Requirements: Repeat, without any change, the entries presented below.

The data:
= = = = =

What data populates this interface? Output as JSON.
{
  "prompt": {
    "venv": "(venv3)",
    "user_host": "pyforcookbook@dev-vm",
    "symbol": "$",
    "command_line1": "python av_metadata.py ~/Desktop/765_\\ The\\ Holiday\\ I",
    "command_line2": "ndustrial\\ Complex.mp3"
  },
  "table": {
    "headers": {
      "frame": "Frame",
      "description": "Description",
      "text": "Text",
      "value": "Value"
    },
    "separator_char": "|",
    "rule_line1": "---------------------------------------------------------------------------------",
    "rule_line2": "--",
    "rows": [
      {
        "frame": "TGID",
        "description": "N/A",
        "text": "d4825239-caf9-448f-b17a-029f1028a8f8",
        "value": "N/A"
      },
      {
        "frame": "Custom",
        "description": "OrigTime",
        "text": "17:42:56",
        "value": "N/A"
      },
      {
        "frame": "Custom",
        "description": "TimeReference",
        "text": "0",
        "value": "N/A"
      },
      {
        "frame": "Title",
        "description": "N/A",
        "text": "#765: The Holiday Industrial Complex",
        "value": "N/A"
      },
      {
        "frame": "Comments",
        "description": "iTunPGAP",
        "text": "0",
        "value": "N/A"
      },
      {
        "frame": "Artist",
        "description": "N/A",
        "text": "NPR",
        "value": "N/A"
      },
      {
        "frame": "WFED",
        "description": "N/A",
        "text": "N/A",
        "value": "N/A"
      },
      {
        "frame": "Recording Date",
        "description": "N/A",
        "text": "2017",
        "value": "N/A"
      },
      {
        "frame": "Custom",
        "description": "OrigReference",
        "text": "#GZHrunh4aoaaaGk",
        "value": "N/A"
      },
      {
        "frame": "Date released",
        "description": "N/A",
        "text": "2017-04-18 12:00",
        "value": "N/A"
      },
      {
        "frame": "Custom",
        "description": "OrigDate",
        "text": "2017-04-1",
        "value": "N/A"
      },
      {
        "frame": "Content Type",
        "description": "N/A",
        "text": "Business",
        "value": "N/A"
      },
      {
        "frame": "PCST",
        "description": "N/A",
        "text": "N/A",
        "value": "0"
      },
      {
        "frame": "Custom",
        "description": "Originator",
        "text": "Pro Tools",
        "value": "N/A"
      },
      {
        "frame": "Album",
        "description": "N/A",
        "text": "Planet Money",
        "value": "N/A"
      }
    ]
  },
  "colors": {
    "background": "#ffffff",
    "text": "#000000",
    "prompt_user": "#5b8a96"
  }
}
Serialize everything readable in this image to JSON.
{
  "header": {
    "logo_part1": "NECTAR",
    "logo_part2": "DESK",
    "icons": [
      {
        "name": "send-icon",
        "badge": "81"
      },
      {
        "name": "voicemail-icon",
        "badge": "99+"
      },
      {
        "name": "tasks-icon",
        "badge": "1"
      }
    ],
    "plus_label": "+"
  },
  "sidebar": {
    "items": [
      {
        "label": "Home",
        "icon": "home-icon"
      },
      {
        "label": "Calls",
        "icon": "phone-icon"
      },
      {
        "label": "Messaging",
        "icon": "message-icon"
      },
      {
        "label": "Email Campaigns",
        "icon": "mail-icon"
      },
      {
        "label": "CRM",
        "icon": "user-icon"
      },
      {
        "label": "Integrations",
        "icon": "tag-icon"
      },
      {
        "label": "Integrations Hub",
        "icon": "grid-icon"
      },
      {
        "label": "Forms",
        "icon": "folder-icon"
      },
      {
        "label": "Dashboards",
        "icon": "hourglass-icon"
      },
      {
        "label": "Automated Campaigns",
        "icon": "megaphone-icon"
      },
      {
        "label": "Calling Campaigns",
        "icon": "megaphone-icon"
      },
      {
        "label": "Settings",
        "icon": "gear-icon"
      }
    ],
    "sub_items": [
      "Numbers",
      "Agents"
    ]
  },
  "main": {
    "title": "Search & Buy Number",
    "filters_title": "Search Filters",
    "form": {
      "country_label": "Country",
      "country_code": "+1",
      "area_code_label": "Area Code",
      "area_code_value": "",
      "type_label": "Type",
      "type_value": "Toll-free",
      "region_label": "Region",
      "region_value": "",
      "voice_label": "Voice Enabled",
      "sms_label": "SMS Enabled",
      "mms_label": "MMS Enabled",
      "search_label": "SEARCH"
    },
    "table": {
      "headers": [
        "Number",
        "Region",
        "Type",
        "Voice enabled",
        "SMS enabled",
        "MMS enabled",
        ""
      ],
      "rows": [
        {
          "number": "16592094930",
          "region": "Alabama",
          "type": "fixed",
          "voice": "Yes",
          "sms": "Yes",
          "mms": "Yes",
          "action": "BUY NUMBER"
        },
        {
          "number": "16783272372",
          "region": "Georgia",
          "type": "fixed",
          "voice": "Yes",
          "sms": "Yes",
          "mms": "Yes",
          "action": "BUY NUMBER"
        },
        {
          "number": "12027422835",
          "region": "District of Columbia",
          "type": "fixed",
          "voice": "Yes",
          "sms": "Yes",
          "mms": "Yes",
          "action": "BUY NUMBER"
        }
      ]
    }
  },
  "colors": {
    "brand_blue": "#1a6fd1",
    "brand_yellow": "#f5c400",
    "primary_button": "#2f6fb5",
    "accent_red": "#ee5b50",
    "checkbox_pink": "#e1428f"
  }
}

= = = = =

Full response:
What data populates this interface? Output as JSON.
{
  "prompt": {
    "venv": "(venv3)",
    "user_host": "pyforcookbook@dev-vm",
    "symbol": "$",
    "command_line1": "python av_metadata.py ~/Desktop/765_\\ The\\ Holiday\\ I",
    "command_line2": "ndustrial\\ Complex.mp3"
  },
  "table": {
    "headers": {
      "frame": "Frame",
      "description": "Description",
      "text": "Text",
      "value": "Value"
    },
    "separator_char": "|",
    "rule_line1": "---------------------------------------------------------------------------------",
    "rule_line2": "--",
    "rows": [
      {
        "frame": "TGID",
        "description": "N/A",
        "text": "d4825239-caf9-448f-b17a-029f1028a8f8",
        "value": "N/A"
      },
      {
        "frame": "Custom",
        "description": "OrigTime",
        "text": "17:42:56",
        "value": "N/A"
      },
      {
        "frame": "Custom",
        "description": "TimeReference",
        "text": "0",
        "value": "N/A"
      },
      {
        "frame": "Title",
        "description": "N/A",
        "text": "#765: The Holiday Industrial Complex",
        "value": "N/A"
      },
      {
        "frame": "Comments",
        "description": "iTunPGAP",
        "text": "0",
        "value": "N/A"
      },
      {
        "frame": "Artist",
        "description": "N/A",
        "text": "NPR",
        "value": "N/A"
      },
      {
        "frame": "WFED",
        "description": "N/A",
        "text": "N/A",
        "value": "N/A"
      },
      {
        "frame": "Recording Date",
        "description": "N/A",
        "text": "2017",
        "value": "N/A"
      },
      {
        "frame": "Custom",
        "description": "OrigReference",
        "text": "#GZHrunh4aoaaaGk",
        "value": "N/A"
      },
      {
        "frame": "Date released",
        "description": "N/A",
        "text": "2017-04-18 12:00",
        "value": "N/A"
      },
      {
        "frame": "Custom",
        "description": "OrigDate",
        "text": "2017-04-1",
        "value": "N/A"
      },
      {
        "frame": "Content Type",
        "description": "N/A",
        "text": "Business",
        "value": "N/A"
      },
      {
        "frame": "PCST",
        "description": "N/A",
        "text": "N/A",
        "value": "0"
      },
      {
        "frame": "Custom",
        "description": "Originator",
        "text": "Pro Tools",
        "value": "N/A"
      },
      {
        "frame": "Album",
        "description": "N/A",
        "text": "Planet Money",
        "value": "N/A"
      }
    ]
  },
  "colors": {
    "background": "#ffffff",
    "text": "#000000",
    "prompt_user": "#5b8a96"
  }
}
Serialize everything readable in this image to JSON.
{
  "header": {
    "logo_part1": "NECTAR",
    "logo_part2": "DESK",
    "icons": [
      {
        "name": "send-icon",
        "badge": "81"
      },
      {
        "name": "voicemail-icon",
        "badge": "99+"
      },
      {
        "name": "tasks-icon",
        "badge": "1"
      }
    ],
    "plus_label": "+"
  },
  "sidebar": {
    "items": [
      {
        "label": "Home",
        "icon": "home-icon"
      },
      {
        "label": "Calls",
        "icon": "phone-icon"
      },
      {
        "label": "Messaging",
        "icon": "message-icon"
      },
      {
        "label": "Email Campaigns",
        "icon": "mail-icon"
      },
      {
        "label": "CRM",
        "icon": "user-icon"
      },
      {
        "label": "Integrations",
        "icon": "tag-icon"
      },
      {
        "label": "Integrations Hub",
        "icon": "grid-icon"
      },
      {
        "label": "Forms",
        "icon": "folder-icon"
      },
      {
        "label": "Dashboards",
        "icon": "hourglass-icon"
      },
      {
        "label": "Automated Campaigns",
        "icon": "megaphone-icon"
      },
      {
        "label": "Calling Campaigns",
        "icon": "megaphone-icon"
      },
      {
        "label": "Settings",
        "icon": "gear-icon"
      }
    ],
    "sub_items": [
      "Numbers",
      "Agents"
    ]
  },
  "main": {
    "title": "Search & Buy Number",
    "filters_title": "Search Filters",
    "form": {
      "country_label": "Country",
      "country_code": "+1",
      "area_code_label": "Area Code",
      "area_code_value": "",
      "type_label": "Type",
      "type_value": "Toll-free",
      "region_label": "Region",
      "region_value": "",
      "voice_label": "Voice Enabled",
      "sms_label": "SMS Enabled",
      "mms_label": "MMS Enabled",
      "search_label": "SEARCH"
    },
    "table": {
      "headers": [
        "Number",
        "Region",
        "Type",
        "Voice enabled",
        "SMS enabled",
        "MMS enabled",
        ""
      ],
      "rows": [
        {
          "number": "16592094930",
          "region": "Alabama",
          "type": "fixed",
          "voice": "Yes",
          "sms": "Yes",
          "mms": "Yes",
          "action": "BUY NUMBER"
        },
        {
          "number": "16783272372",
          "region": "Georgia",
          "type": "fixed",
          "voice": "Yes",
          "sms": "Yes",
          "mms": "Yes",
          "action": "BUY NUMBER"
        },
        {
          "number": "12027422835",
          "region": "District of Columbia",
          "type": "fixed",
          "voice": "Yes",
          "sms": "Yes",
          "mms": "Yes",
          "action": "BUY NUMBER"
        }
      ]
    }
  },
  "colors": {
    "brand_blue": "#1a6fd1",
    "brand_yellow": "#f5c400",
    "primary_button": "#2f6fb5",
    "accent_red": "#ee5b50",
    "checkbox_pink": "#e1428f"
  }
}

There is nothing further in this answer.